Repeat the full listing, word for word.

▸ Material provided
┌──

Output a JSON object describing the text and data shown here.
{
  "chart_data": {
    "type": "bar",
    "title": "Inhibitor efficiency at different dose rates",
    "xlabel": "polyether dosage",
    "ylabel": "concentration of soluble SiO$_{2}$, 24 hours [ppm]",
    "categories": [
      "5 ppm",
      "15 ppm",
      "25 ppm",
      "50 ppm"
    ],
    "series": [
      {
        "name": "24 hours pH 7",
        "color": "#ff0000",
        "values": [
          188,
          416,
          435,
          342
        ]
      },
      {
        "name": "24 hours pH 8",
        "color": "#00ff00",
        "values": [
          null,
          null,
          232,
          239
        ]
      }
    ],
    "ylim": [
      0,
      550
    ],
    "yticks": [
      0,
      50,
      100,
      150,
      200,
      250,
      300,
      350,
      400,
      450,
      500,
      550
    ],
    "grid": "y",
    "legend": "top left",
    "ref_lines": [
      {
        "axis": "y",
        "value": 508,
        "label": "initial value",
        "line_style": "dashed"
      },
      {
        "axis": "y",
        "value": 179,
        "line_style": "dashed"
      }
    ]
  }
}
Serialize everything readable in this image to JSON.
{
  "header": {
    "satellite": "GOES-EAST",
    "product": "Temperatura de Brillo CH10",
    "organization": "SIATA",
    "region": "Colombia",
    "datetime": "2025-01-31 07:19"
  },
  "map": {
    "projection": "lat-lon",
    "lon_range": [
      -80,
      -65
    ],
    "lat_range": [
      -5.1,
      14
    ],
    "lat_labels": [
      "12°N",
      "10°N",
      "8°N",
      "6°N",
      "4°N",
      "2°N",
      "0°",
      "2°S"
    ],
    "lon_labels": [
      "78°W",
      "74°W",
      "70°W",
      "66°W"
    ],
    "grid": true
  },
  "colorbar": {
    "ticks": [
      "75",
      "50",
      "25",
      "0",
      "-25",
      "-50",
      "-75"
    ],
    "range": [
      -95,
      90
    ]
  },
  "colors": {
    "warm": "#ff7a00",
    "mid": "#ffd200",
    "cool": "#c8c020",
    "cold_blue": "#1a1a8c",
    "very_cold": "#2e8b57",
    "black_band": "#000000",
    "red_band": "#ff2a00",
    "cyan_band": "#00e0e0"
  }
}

└──

▸ Task output
Output a JSON object describing the text and data shown here.
{
  "chart_data": {
    "type": "bar",
    "title": "Inhibitor efficiency at different dose rates",
    "xlabel": "polyether dosage",
    "ylabel": "concentration of soluble SiO$_{2}$, 24 hours [ppm]",
    "categories": [
      "5 ppm",
      "15 ppm",
      "25 ppm",
      "50 ppm"
    ],
    "series": [
      {
        "name": "24 hours pH 7",
        "color": "#ff0000",
        "values": [
          188,
          416,
          435,
          342
        ]
      },
      {
        "name": "24 hours pH 8",
        "color": "#00ff00",
        "values": [
          null,
          null,
          232,
          239
        ]
      }
    ],
    "ylim": [
      0,
      550
    ],
    "yticks": [
      0,
      50,
      100,
      150,
      200,
      250,
      300,
      350,
      400,
      450,
      500,
      550
    ],
    "grid": "y",
    "legend": "top left",
    "ref_lines": [
      {
        "axis": "y",
        "value": 508,
        "label": "initial value",
        "line_style": "dashed"
      },
      {
        "axis": "y",
        "value": 179,
        "line_style": "dashed"
      }
    ]
  }
}
Serialize everything readable in this image to JSON.
{
  "header": {
    "satellite": "GOES-EAST",
    "product": "Temperatura de Brillo CH10",
    "organization": "SIATA",
    "region": "Colombia",
    "datetime": "2025-01-31 07:19"
  },
  "map": {
    "projection": "lat-lon",
    "lon_range": [
      -80,
      -65
    ],
    "lat_range": [
      -5.1,
      14
    ],
    "lat_labels": [
      "12°N",
      "10°N",
      "8°N",
      "6°N",
      "4°N",
      "2°N",
      "0°",
      "2°S"
    ],
    "lon_labels": [
      "78°W",
      "74°W",
      "70°W",
      "66°W"
    ],
    "grid": true
  },
  "colorbar": {
    "ticks": [
      "75",
      "50",
      "25",
      "0",
      "-25",
      "-50",
      "-75"
    ],
    "range": [
      -95,
      90
    ]
  },
  "colors": {
    "warm": "#ff7a00",
    "mid": "#ffd200",
    "cool": "#c8c020",
    "cold_blue": "#1a1a8c",
    "very_cold": "#2e8b57",
    "black_band": "#000000",
    "red_band": "#ff2a00",
    "cyan_band": "#00e0e0"
  }
}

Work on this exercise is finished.